• Written exercise
Write the data out again exactly, dropping any images it holds.

• Material supplied

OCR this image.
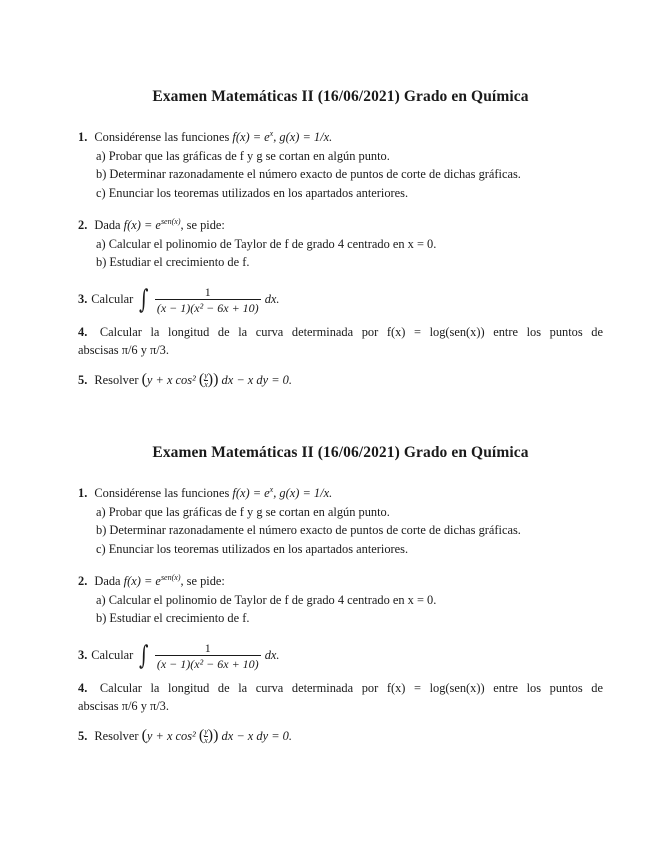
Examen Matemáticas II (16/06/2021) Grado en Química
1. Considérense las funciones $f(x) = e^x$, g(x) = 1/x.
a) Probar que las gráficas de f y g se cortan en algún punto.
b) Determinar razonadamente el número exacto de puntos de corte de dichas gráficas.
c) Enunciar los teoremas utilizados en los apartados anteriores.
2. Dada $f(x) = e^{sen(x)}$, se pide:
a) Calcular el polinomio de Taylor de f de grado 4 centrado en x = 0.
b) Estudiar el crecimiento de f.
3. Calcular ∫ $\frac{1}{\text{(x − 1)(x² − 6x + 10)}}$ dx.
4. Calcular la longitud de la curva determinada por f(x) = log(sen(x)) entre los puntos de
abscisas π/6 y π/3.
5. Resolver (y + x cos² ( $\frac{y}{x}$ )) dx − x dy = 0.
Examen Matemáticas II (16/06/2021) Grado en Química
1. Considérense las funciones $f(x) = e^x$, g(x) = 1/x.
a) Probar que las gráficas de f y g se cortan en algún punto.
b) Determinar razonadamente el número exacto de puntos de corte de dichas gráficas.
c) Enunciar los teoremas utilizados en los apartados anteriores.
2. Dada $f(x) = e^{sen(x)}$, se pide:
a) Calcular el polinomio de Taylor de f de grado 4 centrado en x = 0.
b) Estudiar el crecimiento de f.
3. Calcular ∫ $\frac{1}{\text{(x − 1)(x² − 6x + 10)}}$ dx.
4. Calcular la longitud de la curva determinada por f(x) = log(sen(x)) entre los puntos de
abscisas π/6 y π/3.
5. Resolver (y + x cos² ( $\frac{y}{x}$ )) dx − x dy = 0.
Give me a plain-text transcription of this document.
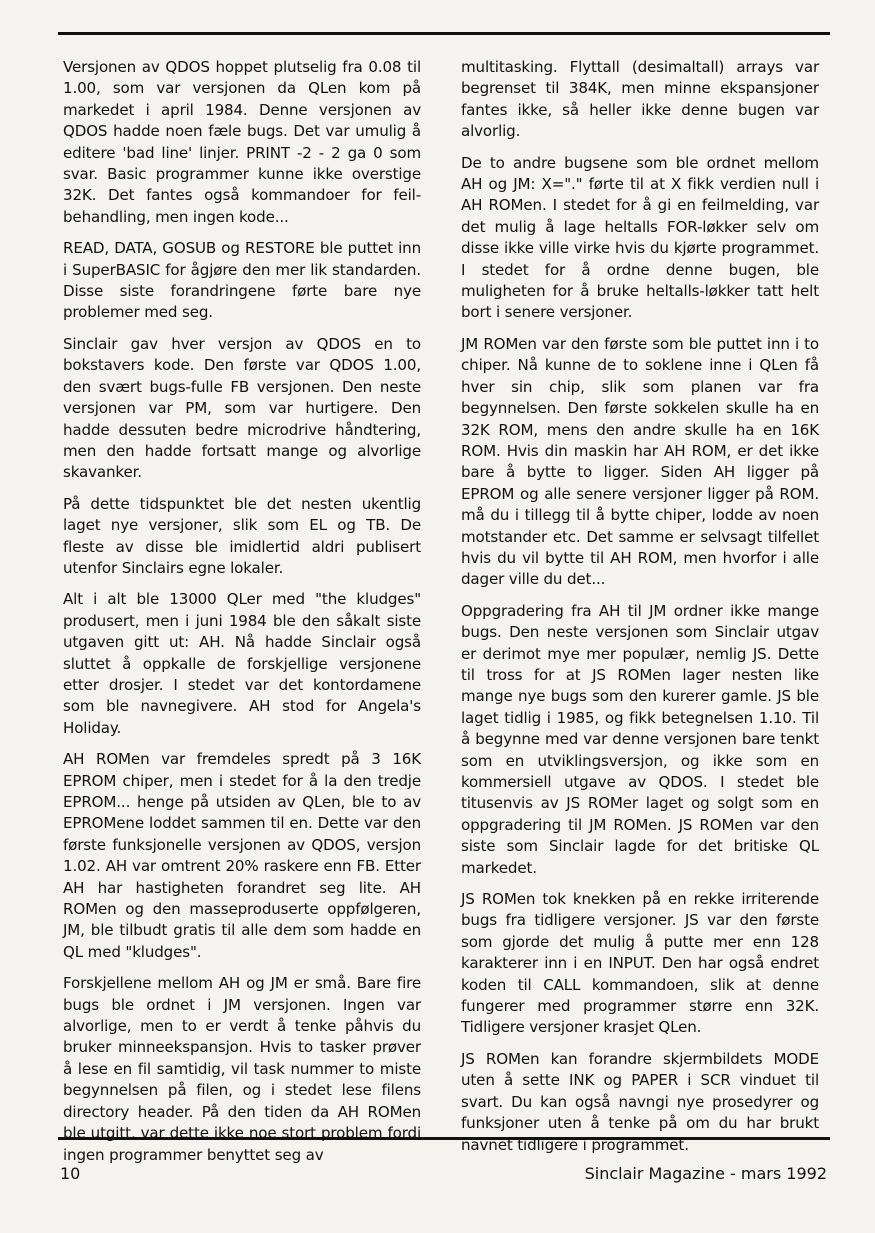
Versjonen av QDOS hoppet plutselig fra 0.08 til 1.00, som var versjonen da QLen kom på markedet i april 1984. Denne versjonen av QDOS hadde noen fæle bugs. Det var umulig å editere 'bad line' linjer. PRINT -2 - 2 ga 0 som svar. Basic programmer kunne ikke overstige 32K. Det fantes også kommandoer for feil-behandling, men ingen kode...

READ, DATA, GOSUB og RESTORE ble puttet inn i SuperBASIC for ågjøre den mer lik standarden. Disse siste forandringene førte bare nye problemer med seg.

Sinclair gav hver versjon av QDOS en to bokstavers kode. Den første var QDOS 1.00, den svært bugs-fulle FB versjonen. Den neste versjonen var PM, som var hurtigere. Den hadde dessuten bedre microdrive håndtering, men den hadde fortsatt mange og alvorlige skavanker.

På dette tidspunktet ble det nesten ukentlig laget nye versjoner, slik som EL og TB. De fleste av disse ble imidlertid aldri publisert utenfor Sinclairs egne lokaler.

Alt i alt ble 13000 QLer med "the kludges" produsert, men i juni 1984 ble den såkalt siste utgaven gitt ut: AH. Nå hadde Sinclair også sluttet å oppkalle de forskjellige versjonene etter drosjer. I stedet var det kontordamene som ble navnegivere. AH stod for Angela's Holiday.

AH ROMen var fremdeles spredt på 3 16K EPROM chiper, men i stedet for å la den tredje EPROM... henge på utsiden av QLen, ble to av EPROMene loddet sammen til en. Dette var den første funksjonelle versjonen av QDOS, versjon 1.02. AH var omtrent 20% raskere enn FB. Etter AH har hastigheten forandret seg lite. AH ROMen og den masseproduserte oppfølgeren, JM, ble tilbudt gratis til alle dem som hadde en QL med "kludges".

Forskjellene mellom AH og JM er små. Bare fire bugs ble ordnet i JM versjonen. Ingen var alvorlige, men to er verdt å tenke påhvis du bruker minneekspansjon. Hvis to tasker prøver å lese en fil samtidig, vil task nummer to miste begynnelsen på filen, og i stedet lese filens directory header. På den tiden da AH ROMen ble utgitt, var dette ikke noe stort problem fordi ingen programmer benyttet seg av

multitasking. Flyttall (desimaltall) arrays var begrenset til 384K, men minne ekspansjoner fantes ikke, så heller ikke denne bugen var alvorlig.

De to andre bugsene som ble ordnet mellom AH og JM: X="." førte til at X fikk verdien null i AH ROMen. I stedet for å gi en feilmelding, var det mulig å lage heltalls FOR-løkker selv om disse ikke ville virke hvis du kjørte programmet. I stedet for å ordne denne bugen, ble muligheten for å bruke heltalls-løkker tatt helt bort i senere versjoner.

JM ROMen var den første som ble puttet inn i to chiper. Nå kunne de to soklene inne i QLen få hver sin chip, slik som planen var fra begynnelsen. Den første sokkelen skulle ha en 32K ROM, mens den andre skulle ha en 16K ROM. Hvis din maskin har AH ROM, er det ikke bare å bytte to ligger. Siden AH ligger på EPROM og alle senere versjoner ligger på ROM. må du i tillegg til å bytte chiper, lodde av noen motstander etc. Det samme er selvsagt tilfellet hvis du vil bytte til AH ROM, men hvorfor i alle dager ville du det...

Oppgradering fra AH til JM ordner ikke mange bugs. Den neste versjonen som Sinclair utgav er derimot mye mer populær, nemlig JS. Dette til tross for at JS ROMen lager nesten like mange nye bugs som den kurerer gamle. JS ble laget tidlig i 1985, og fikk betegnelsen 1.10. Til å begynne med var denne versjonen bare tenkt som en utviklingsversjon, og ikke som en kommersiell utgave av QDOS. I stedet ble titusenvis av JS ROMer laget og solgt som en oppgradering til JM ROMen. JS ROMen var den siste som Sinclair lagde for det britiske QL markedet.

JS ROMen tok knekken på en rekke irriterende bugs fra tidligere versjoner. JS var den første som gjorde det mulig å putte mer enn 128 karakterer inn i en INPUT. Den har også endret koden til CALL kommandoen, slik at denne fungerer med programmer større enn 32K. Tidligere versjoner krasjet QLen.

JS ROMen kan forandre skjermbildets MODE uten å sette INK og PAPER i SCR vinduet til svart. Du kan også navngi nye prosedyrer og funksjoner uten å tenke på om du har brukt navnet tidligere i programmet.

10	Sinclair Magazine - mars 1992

• Finished task
OCR this image.
Examen Matemáticas II (16/06/2021) Grado en Química
1. Considérense las funciones $f(x) = e^x$, g(x) = 1/x.
a) Probar que las gráficas de f y g se cortan en algún punto.
b) Determinar razonadamente el número exacto de puntos de corte de dichas gráficas.
c) Enunciar los teoremas utilizados en los apartados anteriores.
2. Dada $f(x) = e^{sen(x)}$, se pide:
a) Calcular el polinomio de Taylor de f de grado 4 centrado en x = 0.
b) Estudiar el crecimiento de f.
3. Calcular ∫ $\frac{1}{\text{(x − 1)(x² − 6x + 10)}}$ dx.
4. Calcular la longitud de la curva determinada por f(x) = log(sen(x)) entre los puntos de
abscisas π/6 y π/3.
5. Resolver (y + x cos² ( $\frac{y}{x}$ )) dx − x dy = 0.
Examen Matemáticas II (16/06/2021) Grado en Química
1. Considérense las funciones $f(x) = e^x$, g(x) = 1/x.
a) Probar que las gráficas de f y g se cortan en algún punto.
b) Determinar razonadamente el número exacto de puntos de corte de dichas gráficas.
c) Enunciar los teoremas utilizados en los apartados anteriores.
2. Dada $f(x) = e^{sen(x)}$, se pide:
a) Calcular el polinomio de Taylor de f de grado 4 centrado en x = 0.
b) Estudiar el crecimiento de f.
3. Calcular ∫ $\frac{1}{\text{(x − 1)(x² − 6x + 10)}}$ dx.
4. Calcular la longitud de la curva determinada por f(x) = log(sen(x)) entre los puntos de
abscisas π/6 y π/3.
5. Resolver (y + x cos² ( $\frac{y}{x}$ )) dx − x dy = 0.
Give me a plain-text transcription of this document.
Versjonen av QDOS hoppet plutselig fra 0.08 til 1.00, som var versjonen da QLen kom på markedet i april 1984. Denne versjonen av QDOS hadde noen fæle bugs. Det var umulig å editere 'bad line' linjer. PRINT -2 - 2 ga 0 som svar. Basic programmer kunne ikke overstige 32K. Det fantes også kommandoer for feil-behandling, men ingen kode...

READ, DATA, GOSUB og RESTORE ble puttet inn i SuperBASIC for ågjøre den mer lik standarden. Disse siste forandringene førte bare nye problemer med seg.

Sinclair gav hver versjon av QDOS en to bokstavers kode. Den første var QDOS 1.00, den svært bugs-fulle FB versjonen. Den neste versjonen var PM, som var hurtigere. Den hadde dessuten bedre microdrive håndtering, men den hadde fortsatt mange og alvorlige skavanker.

På dette tidspunktet ble det nesten ukentlig laget nye versjoner, slik som EL og TB. De fleste av disse ble imidlertid aldri publisert utenfor Sinclairs egne lokaler.

Alt i alt ble 13000 QLer med "the kludges" produsert, men i juni 1984 ble den såkalt siste utgaven gitt ut: AH. Nå hadde Sinclair også sluttet å oppkalle de forskjellige versjonene etter drosjer. I stedet var det kontordamene som ble navnegivere. AH stod for Angela's Holiday.

AH ROMen var fremdeles spredt på 3 16K EPROM chiper, men i stedet for å la den tredje EPROM... henge på utsiden av QLen, ble to av EPROMene loddet sammen til en. Dette var den første funksjonelle versjonen av QDOS, versjon 1.02. AH var omtrent 20% raskere enn FB. Etter AH har hastigheten forandret seg lite. AH ROMen og den masseproduserte oppfølgeren, JM, ble tilbudt gratis til alle dem som hadde en QL med "kludges".

Forskjellene mellom AH og JM er små. Bare fire bugs ble ordnet i JM versjonen. Ingen var alvorlige, men to er verdt å tenke påhvis du bruker minneekspansjon. Hvis to tasker prøver å lese en fil samtidig, vil task nummer to miste begynnelsen på filen, og i stedet lese filens directory header. På den tiden da AH ROMen ble utgitt, var dette ikke noe stort problem fordi ingen programmer benyttet seg av

multitasking. Flyttall (desimaltall) arrays var begrenset til 384K, men minne ekspansjoner fantes ikke, så heller ikke denne bugen var alvorlig.

De to andre bugsene som ble ordnet mellom AH og JM: X="." førte til at X fikk verdien null i AH ROMen. I stedet for å gi en feilmelding, var det mulig å lage heltalls FOR-løkker selv om disse ikke ville virke hvis du kjørte programmet. I stedet for å ordne denne bugen, ble muligheten for å bruke heltalls-løkker tatt helt bort i senere versjoner.

JM ROMen var den første som ble puttet inn i to chiper. Nå kunne de to soklene inne i QLen få hver sin chip, slik som planen var fra begynnelsen. Den første sokkelen skulle ha en 32K ROM, mens den andre skulle ha en 16K ROM. Hvis din maskin har AH ROM, er det ikke bare å bytte to ligger. Siden AH ligger på EPROM og alle senere versjoner ligger på ROM. må du i tillegg til å bytte chiper, lodde av noen motstander etc. Det samme er selvsagt tilfellet hvis du vil bytte til AH ROM, men hvorfor i alle dager ville du det...

Oppgradering fra AH til JM ordner ikke mange bugs. Den neste versjonen som Sinclair utgav er derimot mye mer populær, nemlig JS. Dette til tross for at JS ROMen lager nesten like mange nye bugs som den kurerer gamle. JS ble laget tidlig i 1985, og fikk betegnelsen 1.10. Til å begynne med var denne versjonen bare tenkt som en utviklingsversjon, og ikke som en kommersiell utgave av QDOS. I stedet ble titusenvis av JS ROMer laget og solgt som en oppgradering til JM ROMen. JS ROMen var den siste som Sinclair lagde for det britiske QL markedet.

JS ROMen tok knekken på en rekke irriterende bugs fra tidligere versjoner. JS var den første som gjorde det mulig å putte mer enn 128 karakterer inn i en INPUT. Den har også endret koden til CALL kommandoen, slik at denne fungerer med programmer større enn 32K. Tidligere versjoner krasjet QLen.

JS ROMen kan forandre skjermbildets MODE uten å sette INK og PAPER i SCR vinduet til svart. Du kan også navngi nye prosedyrer og funksjoner uten å tenke på om du har brukt navnet tidligere i programmet.

10	Sinclair Magazine - mars 1992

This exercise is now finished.